[Extracted records]
- - - -

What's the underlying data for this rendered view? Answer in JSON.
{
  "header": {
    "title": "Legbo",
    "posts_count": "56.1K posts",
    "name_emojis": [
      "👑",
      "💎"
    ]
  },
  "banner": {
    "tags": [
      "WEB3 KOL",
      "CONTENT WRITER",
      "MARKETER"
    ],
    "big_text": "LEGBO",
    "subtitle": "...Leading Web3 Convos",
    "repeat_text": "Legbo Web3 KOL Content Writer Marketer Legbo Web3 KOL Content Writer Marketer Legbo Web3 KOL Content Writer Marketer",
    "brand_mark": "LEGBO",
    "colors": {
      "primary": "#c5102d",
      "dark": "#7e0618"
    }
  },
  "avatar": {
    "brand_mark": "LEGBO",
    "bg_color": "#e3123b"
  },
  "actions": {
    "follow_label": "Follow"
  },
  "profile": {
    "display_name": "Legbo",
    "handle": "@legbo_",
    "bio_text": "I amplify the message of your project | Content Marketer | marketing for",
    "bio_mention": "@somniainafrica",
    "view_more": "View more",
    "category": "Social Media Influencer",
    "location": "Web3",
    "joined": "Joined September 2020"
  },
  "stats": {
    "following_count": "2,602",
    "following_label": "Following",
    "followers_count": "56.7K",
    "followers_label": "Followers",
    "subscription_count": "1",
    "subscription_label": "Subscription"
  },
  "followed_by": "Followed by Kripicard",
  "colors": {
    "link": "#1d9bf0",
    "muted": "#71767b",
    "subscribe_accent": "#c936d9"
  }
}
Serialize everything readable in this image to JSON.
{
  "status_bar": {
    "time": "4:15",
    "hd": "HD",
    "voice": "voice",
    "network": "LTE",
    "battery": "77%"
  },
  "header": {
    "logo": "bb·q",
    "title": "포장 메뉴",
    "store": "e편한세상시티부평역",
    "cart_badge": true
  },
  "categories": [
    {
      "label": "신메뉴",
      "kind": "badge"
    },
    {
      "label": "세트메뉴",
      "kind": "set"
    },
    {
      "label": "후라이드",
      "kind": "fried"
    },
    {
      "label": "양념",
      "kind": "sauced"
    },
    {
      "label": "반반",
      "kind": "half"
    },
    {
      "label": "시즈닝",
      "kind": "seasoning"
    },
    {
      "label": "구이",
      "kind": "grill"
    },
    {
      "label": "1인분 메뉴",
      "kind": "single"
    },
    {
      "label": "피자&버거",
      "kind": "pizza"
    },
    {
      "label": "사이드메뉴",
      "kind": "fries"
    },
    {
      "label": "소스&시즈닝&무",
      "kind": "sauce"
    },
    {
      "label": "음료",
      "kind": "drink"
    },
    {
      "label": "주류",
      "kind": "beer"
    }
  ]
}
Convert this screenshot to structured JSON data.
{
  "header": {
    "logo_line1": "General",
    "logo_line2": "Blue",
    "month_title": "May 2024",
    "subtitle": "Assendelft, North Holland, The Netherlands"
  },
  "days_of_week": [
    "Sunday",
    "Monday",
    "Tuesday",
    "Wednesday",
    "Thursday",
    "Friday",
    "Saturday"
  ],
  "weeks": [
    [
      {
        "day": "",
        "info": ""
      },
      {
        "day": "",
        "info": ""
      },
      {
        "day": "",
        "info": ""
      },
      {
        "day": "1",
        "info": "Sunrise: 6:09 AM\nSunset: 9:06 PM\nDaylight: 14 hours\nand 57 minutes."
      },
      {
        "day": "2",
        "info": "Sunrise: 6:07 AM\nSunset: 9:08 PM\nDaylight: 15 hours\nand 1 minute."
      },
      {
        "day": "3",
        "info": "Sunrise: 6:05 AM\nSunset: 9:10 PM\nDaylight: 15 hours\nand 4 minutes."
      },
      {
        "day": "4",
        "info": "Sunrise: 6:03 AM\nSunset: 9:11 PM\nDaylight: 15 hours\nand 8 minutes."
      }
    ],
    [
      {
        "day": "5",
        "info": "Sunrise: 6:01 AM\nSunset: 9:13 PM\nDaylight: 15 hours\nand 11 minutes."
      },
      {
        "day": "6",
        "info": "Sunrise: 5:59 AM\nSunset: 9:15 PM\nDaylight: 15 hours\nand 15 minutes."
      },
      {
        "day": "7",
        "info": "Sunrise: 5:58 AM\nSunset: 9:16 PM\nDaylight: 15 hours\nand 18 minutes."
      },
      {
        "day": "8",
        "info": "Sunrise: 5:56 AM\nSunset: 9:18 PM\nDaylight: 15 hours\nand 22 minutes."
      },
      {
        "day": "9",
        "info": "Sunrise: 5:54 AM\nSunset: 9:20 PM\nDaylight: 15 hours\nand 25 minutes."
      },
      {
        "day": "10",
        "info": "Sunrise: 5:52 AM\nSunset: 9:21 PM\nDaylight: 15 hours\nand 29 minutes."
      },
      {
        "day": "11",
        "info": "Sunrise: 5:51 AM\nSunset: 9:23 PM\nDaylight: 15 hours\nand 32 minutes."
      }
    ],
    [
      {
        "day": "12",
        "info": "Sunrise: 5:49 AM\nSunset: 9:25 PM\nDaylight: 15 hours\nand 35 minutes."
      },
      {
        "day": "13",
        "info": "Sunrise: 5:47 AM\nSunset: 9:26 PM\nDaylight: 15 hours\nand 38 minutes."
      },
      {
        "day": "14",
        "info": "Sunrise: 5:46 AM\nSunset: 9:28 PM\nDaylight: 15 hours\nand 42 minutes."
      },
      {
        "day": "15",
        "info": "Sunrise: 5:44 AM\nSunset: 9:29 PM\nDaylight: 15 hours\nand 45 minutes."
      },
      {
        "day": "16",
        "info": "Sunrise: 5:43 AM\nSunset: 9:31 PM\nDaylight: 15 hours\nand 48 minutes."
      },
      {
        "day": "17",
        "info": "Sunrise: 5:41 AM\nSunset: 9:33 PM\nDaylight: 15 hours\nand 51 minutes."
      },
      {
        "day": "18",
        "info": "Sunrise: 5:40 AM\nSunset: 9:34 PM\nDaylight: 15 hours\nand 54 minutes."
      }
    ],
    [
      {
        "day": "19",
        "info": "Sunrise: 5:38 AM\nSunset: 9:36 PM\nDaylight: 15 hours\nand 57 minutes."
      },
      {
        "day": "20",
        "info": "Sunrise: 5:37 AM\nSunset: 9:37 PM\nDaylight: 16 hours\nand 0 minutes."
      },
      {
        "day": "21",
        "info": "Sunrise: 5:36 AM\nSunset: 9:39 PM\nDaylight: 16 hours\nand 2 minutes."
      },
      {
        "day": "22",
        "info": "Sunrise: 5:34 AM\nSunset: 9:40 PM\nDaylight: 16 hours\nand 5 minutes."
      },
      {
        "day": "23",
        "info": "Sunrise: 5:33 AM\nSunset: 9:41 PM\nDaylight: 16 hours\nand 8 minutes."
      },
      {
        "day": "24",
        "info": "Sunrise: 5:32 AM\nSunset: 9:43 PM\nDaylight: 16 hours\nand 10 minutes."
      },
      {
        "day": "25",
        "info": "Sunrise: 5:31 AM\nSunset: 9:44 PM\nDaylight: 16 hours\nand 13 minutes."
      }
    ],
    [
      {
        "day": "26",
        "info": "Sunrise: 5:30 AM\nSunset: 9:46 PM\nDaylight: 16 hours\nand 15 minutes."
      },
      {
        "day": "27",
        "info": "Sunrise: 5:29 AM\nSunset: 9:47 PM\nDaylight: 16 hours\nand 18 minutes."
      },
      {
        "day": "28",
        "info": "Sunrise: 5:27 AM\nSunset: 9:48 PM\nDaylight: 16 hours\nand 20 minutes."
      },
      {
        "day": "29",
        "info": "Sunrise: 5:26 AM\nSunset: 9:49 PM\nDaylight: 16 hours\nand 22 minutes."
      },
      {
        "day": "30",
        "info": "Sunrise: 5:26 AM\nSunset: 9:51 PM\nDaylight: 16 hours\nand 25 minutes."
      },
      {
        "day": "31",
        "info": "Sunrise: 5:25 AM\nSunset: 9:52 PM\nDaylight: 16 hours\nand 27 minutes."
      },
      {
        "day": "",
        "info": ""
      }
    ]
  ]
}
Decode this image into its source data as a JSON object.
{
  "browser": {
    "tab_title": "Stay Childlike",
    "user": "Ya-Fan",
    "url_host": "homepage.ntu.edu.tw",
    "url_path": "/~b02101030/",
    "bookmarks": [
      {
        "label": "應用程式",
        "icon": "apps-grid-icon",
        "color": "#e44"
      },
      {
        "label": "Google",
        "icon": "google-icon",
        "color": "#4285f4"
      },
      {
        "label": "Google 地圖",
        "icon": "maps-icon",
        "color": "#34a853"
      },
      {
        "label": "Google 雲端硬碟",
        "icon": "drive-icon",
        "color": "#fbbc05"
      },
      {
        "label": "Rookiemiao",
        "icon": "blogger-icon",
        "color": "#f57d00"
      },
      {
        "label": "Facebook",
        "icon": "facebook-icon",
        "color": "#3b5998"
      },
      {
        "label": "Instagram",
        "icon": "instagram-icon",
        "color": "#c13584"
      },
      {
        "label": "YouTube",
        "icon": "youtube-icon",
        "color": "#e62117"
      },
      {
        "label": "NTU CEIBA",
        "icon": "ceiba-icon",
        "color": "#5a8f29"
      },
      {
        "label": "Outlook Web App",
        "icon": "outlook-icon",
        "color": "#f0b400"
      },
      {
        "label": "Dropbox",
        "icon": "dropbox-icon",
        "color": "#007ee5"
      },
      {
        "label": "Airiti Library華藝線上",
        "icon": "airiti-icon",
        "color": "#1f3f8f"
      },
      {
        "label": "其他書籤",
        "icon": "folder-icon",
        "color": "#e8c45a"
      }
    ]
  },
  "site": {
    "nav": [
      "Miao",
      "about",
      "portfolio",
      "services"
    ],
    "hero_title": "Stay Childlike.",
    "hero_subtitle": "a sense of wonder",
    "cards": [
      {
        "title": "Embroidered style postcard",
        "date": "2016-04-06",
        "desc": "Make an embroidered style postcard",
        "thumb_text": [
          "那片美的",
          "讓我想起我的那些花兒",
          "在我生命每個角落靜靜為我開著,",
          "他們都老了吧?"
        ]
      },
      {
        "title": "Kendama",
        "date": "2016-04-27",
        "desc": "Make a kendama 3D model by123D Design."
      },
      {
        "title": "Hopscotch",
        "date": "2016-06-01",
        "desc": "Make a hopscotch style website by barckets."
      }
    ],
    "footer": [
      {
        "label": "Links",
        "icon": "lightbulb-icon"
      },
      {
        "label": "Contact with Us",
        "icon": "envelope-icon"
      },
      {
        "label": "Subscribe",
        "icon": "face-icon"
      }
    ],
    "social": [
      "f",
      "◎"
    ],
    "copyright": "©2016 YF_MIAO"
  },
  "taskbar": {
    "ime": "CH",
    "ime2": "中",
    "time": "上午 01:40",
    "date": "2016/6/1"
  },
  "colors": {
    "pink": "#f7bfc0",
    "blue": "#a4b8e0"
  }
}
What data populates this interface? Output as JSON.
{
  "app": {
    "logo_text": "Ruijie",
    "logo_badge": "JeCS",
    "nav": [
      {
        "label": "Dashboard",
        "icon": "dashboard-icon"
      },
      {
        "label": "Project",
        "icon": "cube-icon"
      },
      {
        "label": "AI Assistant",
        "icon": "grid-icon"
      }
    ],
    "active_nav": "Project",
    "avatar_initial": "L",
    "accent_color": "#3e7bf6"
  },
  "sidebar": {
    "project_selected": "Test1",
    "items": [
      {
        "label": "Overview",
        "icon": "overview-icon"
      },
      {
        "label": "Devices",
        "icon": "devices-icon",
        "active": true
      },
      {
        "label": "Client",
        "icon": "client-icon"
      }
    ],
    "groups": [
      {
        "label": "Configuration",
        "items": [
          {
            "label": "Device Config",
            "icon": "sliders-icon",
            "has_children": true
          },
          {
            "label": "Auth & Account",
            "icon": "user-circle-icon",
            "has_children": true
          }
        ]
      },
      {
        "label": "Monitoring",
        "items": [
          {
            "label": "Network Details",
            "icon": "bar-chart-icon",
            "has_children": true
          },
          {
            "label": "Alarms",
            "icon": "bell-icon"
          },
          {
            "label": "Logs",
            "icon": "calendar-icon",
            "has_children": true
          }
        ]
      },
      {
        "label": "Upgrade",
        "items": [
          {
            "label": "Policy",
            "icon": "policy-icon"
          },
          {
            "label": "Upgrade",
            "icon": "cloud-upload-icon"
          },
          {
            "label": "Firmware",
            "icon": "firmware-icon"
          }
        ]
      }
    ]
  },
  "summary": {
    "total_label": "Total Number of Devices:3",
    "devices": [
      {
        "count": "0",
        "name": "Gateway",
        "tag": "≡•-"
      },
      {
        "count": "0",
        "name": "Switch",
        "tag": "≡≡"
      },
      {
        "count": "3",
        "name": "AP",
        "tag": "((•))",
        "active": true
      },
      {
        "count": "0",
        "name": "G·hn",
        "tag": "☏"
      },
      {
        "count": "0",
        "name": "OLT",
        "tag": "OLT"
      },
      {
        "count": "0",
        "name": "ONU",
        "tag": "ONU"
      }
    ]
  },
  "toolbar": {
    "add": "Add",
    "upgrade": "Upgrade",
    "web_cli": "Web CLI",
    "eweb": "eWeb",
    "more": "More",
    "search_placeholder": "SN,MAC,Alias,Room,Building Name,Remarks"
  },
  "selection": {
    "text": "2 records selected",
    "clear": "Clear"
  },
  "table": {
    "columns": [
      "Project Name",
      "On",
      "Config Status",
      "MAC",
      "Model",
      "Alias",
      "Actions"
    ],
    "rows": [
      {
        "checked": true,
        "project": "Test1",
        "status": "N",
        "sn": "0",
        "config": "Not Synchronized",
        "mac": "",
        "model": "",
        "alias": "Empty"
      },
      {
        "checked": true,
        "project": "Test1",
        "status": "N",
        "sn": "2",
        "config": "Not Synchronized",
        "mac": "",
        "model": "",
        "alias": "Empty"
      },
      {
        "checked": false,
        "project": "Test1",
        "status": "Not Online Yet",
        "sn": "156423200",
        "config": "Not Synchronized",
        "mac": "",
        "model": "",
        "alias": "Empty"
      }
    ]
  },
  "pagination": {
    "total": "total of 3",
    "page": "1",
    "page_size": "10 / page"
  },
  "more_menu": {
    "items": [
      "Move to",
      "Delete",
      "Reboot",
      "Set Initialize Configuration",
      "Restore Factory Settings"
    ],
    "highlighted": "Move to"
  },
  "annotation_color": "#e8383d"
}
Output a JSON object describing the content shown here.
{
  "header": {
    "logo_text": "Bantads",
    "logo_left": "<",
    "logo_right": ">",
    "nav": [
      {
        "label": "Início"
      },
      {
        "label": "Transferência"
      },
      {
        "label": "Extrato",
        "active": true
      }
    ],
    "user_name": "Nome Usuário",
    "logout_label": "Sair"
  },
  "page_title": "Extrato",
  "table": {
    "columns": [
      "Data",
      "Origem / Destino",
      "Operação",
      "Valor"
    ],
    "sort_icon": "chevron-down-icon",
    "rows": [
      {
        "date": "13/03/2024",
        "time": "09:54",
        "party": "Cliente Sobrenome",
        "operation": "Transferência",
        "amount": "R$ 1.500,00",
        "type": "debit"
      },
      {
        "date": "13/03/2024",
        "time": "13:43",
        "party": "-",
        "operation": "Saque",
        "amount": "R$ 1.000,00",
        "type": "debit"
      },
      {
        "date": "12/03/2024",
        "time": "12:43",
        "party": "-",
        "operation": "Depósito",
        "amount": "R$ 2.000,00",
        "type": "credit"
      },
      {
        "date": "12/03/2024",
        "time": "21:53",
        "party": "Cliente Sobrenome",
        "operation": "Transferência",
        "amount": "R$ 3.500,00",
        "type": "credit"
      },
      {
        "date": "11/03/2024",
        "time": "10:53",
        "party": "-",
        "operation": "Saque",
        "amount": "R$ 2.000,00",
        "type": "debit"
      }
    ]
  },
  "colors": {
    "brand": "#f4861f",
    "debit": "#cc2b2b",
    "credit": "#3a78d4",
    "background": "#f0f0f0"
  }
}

- - - -

- Written exercise -
Copy every line of the records above that holds the word "Output".

- Full response -
What data populates this interface? Output as JSON.
Output a JSON object describing the content shown here.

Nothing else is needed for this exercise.